• PROBLEM DESCRIPTION:
Write out all the material exactly. Leave nothing out.

□ □ □ □ □ □ □

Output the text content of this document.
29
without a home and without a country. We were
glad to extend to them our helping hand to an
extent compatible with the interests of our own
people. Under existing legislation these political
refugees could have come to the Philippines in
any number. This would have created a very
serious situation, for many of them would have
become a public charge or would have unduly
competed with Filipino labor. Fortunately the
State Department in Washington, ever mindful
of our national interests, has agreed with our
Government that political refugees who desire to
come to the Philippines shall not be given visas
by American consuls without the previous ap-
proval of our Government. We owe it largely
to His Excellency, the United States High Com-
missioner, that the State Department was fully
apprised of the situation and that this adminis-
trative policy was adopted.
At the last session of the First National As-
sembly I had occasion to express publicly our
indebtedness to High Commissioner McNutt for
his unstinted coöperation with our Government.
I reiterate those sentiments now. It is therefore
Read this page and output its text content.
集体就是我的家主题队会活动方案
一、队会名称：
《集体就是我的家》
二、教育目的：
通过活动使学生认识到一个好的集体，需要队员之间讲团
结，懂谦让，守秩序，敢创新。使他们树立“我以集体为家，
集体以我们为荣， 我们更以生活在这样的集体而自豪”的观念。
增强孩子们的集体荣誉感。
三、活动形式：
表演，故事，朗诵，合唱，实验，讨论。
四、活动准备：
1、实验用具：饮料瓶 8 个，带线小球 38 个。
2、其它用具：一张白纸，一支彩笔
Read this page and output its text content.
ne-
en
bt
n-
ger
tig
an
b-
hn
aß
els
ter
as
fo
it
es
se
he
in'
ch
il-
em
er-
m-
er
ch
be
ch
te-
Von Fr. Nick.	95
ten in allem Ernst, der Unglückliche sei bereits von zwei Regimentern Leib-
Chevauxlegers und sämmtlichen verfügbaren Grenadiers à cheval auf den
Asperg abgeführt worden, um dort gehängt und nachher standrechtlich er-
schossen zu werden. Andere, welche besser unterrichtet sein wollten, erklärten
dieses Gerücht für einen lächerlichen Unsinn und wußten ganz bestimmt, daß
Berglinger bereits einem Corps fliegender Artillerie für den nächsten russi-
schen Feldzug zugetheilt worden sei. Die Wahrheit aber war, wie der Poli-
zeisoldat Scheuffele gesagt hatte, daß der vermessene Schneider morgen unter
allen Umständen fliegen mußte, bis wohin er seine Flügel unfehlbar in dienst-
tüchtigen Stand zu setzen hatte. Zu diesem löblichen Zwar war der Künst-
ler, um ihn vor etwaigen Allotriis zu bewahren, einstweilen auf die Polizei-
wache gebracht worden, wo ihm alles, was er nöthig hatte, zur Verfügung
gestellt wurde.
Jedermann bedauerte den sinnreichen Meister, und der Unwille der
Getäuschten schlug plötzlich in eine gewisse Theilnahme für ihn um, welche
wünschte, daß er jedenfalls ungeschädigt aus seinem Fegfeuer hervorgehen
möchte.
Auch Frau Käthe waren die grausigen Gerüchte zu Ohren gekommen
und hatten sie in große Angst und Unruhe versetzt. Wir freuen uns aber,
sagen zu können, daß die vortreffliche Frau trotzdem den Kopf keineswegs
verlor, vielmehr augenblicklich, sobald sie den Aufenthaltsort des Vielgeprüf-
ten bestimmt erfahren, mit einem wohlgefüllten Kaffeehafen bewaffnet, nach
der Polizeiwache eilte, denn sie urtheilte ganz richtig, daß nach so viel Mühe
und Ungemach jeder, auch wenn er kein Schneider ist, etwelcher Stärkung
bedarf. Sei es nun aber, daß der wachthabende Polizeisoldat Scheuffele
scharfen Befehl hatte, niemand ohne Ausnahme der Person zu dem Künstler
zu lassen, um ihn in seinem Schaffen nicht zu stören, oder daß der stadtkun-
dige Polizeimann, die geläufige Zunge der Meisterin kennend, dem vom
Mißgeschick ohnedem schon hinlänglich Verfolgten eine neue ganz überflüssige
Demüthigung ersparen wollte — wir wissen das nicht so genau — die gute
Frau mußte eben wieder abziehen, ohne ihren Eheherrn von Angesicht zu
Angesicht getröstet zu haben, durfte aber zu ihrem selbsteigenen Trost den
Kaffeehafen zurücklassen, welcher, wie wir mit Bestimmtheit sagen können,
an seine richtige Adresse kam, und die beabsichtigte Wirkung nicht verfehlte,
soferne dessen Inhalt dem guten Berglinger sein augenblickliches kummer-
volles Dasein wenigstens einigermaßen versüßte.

□ □ □ □ □ □ □

• SOLUTION TO THE EXERCISE:
Output the text content of this document.
29
without a home and without a country. We were
glad to extend to them our helping hand to an
extent compatible with the interests of our own
people. Under existing legislation these political
refugees could have come to the Philippines in
any number. This would have created a very
serious situation, for many of them would have
become a public charge or would have unduly
competed with Filipino labor. Fortunately the
State Department in Washington, ever mindful
of our national interests, has agreed with our
Government that political refugees who desire to
come to the Philippines shall not be given visas
by American consuls without the previous ap-
proval of our Government. We owe it largely
to His Excellency, the United States High Com-
missioner, that the State Department was fully
apprised of the situation and that this adminis-
trative policy was adopted.
At the last session of the First National As-
sembly I had occasion to express publicly our
indebtedness to High Commissioner McNutt for
his unstinted coöperation with our Government.
I reiterate those sentiments now. It is therefore
Read this page and output its text content.
集体就是我的家主题队会活动方案
一、队会名称：
《集体就是我的家》
二、教育目的：
通过活动使学生认识到一个好的集体，需要队员之间讲团
结，懂谦让，守秩序，敢创新。使他们树立“我以集体为家，
集体以我们为荣， 我们更以生活在这样的集体而自豪”的观念。
增强孩子们的集体荣誉感。
三、活动形式：
表演，故事，朗诵，合唱，实验，讨论。
四、活动准备：
1、实验用具：饮料瓶 8 个，带线小球 38 个。
2、其它用具：一张白纸，一支彩笔
Read this page and output its text content.
ne-
en
bt
n-
ger
tig
an
b-
hn
aß
els
ter
as
fo
it
es
se
he
in'
ch
il-
em
er-
m-
er
ch
be
ch
te-
Von Fr. Nick.	95
ten in allem Ernst, der Unglückliche sei bereits von zwei Regimentern Leib-
Chevauxlegers und sämmtlichen verfügbaren Grenadiers à cheval auf den
Asperg abgeführt worden, um dort gehängt und nachher standrechtlich er-
schossen zu werden. Andere, welche besser unterrichtet sein wollten, erklärten
dieses Gerücht für einen lächerlichen Unsinn und wußten ganz bestimmt, daß
Berglinger bereits einem Corps fliegender Artillerie für den nächsten russi-
schen Feldzug zugetheilt worden sei. Die Wahrheit aber war, wie der Poli-
zeisoldat Scheuffele gesagt hatte, daß der vermessene Schneider morgen unter
allen Umständen fliegen mußte, bis wohin er seine Flügel unfehlbar in dienst-
tüchtigen Stand zu setzen hatte. Zu diesem löblichen Zwar war der Künst-
ler, um ihn vor etwaigen Allotriis zu bewahren, einstweilen auf die Polizei-
wache gebracht worden, wo ihm alles, was er nöthig hatte, zur Verfügung
gestellt wurde.
Jedermann bedauerte den sinnreichen Meister, und der Unwille der
Getäuschten schlug plötzlich in eine gewisse Theilnahme für ihn um, welche
wünschte, daß er jedenfalls ungeschädigt aus seinem Fegfeuer hervorgehen
möchte.
Auch Frau Käthe waren die grausigen Gerüchte zu Ohren gekommen
und hatten sie in große Angst und Unruhe versetzt. Wir freuen uns aber,
sagen zu können, daß die vortreffliche Frau trotzdem den Kopf keineswegs
verlor, vielmehr augenblicklich, sobald sie den Aufenthaltsort des Vielgeprüf-
ten bestimmt erfahren, mit einem wohlgefüllten Kaffeehafen bewaffnet, nach
der Polizeiwache eilte, denn sie urtheilte ganz richtig, daß nach so viel Mühe
und Ungemach jeder, auch wenn er kein Schneider ist, etwelcher Stärkung
bedarf. Sei es nun aber, daß der wachthabende Polizeisoldat Scheuffele
scharfen Befehl hatte, niemand ohne Ausnahme der Person zu dem Künstler
zu lassen, um ihn in seinem Schaffen nicht zu stören, oder daß der stadtkun-
dige Polizeimann, die geläufige Zunge der Meisterin kennend, dem vom
Mißgeschick ohnedem schon hinlänglich Verfolgten eine neue ganz überflüssige
Demüthigung ersparen wollte — wir wissen das nicht so genau — die gute
Frau mußte eben wieder abziehen, ohne ihren Eheherrn von Angesicht zu
Angesicht getröstet zu haben, durfte aber zu ihrem selbsteigenen Trost den
Kaffeehafen zurücklassen, welcher, wie wir mit Bestimmtheit sagen können,
an seine richtige Adresse kam, und die beabsichtigte Wirkung nicht verfehlte,
soferne dessen Inhalt dem guten Berglinger sein augenblickliches kummer-
volles Dasein wenigstens einigermaßen versüßte.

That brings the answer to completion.